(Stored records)
★ ★ ★ ★

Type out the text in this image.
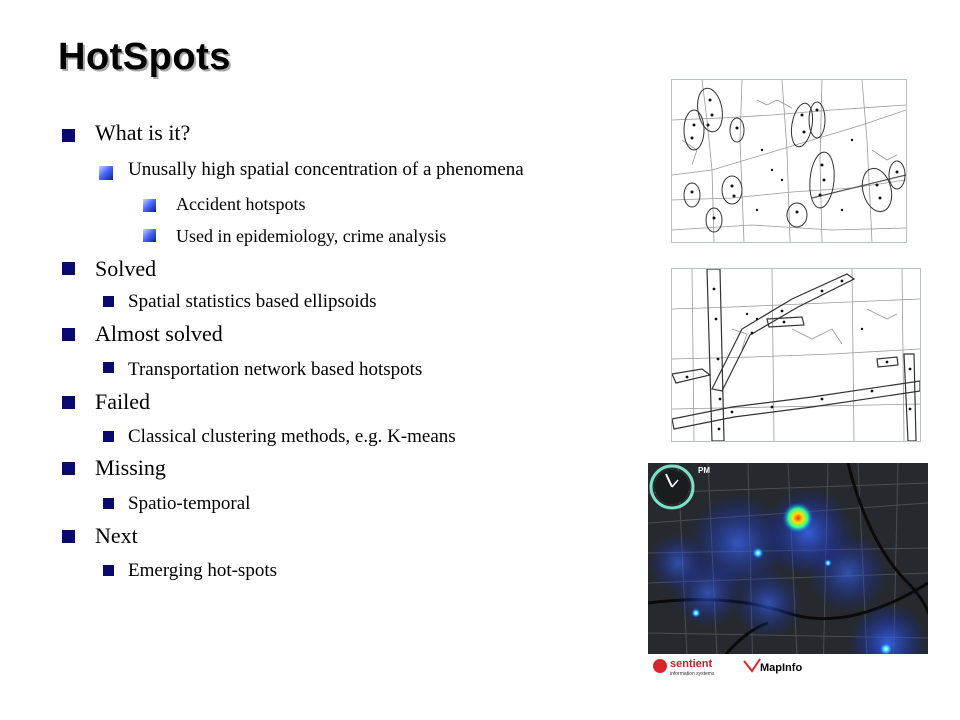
HotSpots
What is it?
Unusally high spatial concentration of a phenomena
Accident hotspots
Used in epidemiology, crime analysis
Solved
Spatial statistics based ellipsoids
Almost solved
Transportation network based hotspots
Failed
Classical clustering methods, e.g. K-means
Missing
Spatio-temporal
Next
Emerging hot-spots
PM
sentient
information systems	MapInfo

★ ★ ★ ★

Brief ▸
Within the listing above, find every line containing the string "based" and return it.

Written answer ▸
Spatial statistics based ellipsoids
Transportation network based hotspots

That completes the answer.